Matthew Dicks's Blog, page 571

December 5, 2011

This post-feminist world is confusing to me.

I purchased my Christmas tree last week.  We rode a tractor into the hills of a tree farm, and using my bare hands, I tore the tree from the cold earth.

I also used a hacksaw, and my wife pushed on the tree a bit as I was cutting, but still, I was the one who extracted that thing from the soil. 

The tree was loaded onto the tractor and then we were taken back down to the farm where employees with chainsaws evened off the end of the tree and wrapped it in netting for the car ride home. 

I lifted the tree from the table and began walking to my car when a young lady stopped me and asked, "Would you like me to carry that down to your car for you?"

I did.  I wasn't wearing gloves and was sure to be covered in tree sap before I made it halfway down the hill. 

Also, my wife and daughter were already eating cider donuts, and I wanted one.  I basically wait all year for my celebratory cider donut, and my time had come.

| RECORDS SHOWN |
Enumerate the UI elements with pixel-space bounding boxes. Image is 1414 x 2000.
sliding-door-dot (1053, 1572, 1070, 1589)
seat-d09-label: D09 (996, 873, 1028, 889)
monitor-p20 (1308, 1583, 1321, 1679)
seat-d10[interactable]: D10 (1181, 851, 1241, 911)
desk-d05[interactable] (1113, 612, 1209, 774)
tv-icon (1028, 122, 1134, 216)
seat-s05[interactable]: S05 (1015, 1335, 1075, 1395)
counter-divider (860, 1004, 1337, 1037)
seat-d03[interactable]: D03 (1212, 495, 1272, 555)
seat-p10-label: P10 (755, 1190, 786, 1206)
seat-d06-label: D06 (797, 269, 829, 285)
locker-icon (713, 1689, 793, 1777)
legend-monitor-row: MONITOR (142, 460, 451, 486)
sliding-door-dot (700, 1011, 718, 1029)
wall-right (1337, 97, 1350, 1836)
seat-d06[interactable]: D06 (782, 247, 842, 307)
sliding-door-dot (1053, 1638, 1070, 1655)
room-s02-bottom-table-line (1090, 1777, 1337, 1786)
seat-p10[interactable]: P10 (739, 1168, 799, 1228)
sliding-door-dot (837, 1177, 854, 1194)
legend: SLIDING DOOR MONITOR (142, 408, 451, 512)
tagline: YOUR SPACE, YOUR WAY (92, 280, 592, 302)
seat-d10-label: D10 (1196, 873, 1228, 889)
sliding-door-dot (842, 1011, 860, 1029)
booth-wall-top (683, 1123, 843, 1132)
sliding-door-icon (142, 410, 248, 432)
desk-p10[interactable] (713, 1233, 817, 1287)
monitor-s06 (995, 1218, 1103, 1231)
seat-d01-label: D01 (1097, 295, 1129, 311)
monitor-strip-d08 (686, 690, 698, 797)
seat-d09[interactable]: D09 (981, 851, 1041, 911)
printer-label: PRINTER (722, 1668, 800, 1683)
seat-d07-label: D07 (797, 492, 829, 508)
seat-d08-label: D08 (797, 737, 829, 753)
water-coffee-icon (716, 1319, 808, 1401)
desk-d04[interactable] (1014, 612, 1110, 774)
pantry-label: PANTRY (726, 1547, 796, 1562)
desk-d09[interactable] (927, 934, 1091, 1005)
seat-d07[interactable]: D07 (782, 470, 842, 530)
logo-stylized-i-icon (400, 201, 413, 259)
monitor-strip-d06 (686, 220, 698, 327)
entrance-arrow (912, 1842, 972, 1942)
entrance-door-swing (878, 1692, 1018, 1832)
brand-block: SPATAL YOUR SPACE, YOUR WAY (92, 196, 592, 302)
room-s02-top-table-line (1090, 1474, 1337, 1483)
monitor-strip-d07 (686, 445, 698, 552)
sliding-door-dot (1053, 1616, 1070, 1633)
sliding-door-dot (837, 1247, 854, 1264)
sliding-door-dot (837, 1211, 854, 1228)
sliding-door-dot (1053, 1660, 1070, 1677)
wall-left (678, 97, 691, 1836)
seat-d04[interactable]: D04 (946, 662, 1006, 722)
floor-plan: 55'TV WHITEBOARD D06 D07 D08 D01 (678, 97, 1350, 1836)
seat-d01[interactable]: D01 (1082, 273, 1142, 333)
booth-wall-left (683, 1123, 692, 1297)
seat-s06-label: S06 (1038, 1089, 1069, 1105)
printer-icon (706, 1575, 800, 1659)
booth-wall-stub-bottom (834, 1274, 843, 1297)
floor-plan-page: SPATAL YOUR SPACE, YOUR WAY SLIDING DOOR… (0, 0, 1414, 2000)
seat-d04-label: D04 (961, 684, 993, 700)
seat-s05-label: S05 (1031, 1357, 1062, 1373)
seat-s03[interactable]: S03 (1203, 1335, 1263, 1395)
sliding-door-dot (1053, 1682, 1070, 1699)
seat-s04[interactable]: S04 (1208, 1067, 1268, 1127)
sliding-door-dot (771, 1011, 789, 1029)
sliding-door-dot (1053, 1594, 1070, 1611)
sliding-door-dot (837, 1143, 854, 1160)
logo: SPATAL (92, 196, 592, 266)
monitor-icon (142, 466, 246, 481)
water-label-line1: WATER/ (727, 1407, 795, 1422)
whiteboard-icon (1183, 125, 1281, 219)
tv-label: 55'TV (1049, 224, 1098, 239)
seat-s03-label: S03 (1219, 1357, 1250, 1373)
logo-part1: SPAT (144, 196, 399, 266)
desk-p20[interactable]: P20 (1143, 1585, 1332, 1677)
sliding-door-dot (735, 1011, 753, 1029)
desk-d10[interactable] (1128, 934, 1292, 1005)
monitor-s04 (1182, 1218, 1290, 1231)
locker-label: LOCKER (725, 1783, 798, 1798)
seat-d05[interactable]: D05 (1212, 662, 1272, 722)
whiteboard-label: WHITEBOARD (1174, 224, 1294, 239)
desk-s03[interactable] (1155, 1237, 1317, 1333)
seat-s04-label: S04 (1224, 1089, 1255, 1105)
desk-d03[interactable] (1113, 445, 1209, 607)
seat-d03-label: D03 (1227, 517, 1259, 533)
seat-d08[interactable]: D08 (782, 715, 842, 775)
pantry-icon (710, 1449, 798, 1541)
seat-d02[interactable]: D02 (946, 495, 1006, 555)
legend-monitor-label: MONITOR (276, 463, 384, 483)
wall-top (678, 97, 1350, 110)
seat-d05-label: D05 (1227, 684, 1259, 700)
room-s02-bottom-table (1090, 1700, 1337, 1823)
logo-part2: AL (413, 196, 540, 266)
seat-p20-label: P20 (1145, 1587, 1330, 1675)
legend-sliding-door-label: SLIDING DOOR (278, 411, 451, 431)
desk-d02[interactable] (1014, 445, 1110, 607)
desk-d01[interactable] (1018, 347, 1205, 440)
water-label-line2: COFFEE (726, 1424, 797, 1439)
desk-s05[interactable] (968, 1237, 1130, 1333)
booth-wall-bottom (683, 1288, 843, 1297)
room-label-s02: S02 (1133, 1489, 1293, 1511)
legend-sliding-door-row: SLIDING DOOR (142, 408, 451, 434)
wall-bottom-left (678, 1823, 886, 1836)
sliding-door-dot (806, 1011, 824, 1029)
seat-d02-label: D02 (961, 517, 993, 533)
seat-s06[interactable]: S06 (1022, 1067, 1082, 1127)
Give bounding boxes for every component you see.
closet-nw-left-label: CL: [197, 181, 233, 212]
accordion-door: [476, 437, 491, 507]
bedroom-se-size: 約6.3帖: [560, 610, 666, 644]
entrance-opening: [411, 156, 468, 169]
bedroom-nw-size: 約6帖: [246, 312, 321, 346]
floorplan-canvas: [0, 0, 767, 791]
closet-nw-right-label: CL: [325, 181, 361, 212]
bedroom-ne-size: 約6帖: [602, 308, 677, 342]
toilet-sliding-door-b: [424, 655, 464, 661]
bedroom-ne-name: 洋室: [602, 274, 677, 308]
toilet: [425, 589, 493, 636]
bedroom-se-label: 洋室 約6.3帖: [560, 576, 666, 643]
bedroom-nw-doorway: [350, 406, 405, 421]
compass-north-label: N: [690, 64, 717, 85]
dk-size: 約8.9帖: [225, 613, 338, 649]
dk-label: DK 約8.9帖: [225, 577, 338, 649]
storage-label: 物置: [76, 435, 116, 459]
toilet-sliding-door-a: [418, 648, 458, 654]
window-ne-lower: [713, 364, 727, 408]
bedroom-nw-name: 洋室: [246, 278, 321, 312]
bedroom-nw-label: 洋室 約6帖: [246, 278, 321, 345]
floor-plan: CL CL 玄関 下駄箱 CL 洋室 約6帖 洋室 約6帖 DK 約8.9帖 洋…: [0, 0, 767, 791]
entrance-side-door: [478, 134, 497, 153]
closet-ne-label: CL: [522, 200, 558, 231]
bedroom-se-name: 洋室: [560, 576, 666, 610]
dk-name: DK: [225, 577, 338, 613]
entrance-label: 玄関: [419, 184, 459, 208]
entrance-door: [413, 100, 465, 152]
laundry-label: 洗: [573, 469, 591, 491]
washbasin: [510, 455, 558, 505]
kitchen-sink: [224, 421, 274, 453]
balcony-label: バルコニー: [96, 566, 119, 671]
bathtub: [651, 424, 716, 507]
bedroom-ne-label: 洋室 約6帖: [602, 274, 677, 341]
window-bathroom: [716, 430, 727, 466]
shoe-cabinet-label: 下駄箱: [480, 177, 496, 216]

| LIST OF TASKS |
A – Reproduce the Christmas tree blog post from "The tree was" up to and including "time had come.".
B – Pick up the Christmas tree blog post where it stops and keep writing it.

| OUTPUTS FOR THE TASKS |
A –
The tree was loaded onto the tractor and then we were taken back down to the farm where employees with chainsaws evened off the end of the tree and wrapped it in netting for the car ride home. 

I lifted the tree from the table and began walking to my car when a young lady stopped me and asked, "Would you like me to carry that down to your car for you?"

I did.  I wasn't wearing gloves and was sure to be covered in tree sap before I made it halfway down the hill. 

Also, my wife and daughter were already eating cider donuts, and I wanted one.  I basically wait all year for my celebratory cider donut, and my time had come.

B –
But instead of accepting her offer, I politely declined.

"Are you sure?" she asked.  "I've got gloves on, and this is what I'm here for."

"Yes, I want you to take this tree from me," I wanted to say.  "You're right!  You have gloves!  And there are cider donuts just waiting to be eaten!  But you're a seventeen year old girl!  As much of a supporter of equality and women's rights as I may be, I still can't allow a seventeen year old girl to carry my Christmas tree to my car.  I'm sorry!"

Instead, I made a joke about how I was trying to impress my wife with my manliness and continued on with my tree, but this situation bothered me. 

I am an ardent supporter of women's rights. 

I am the guy who has argued that women are so equal to men that they should be eligible for the draft, and that women do themselves a disservice when they fail to fight for every responsibility of American citizenship in addition to every every right and privilege.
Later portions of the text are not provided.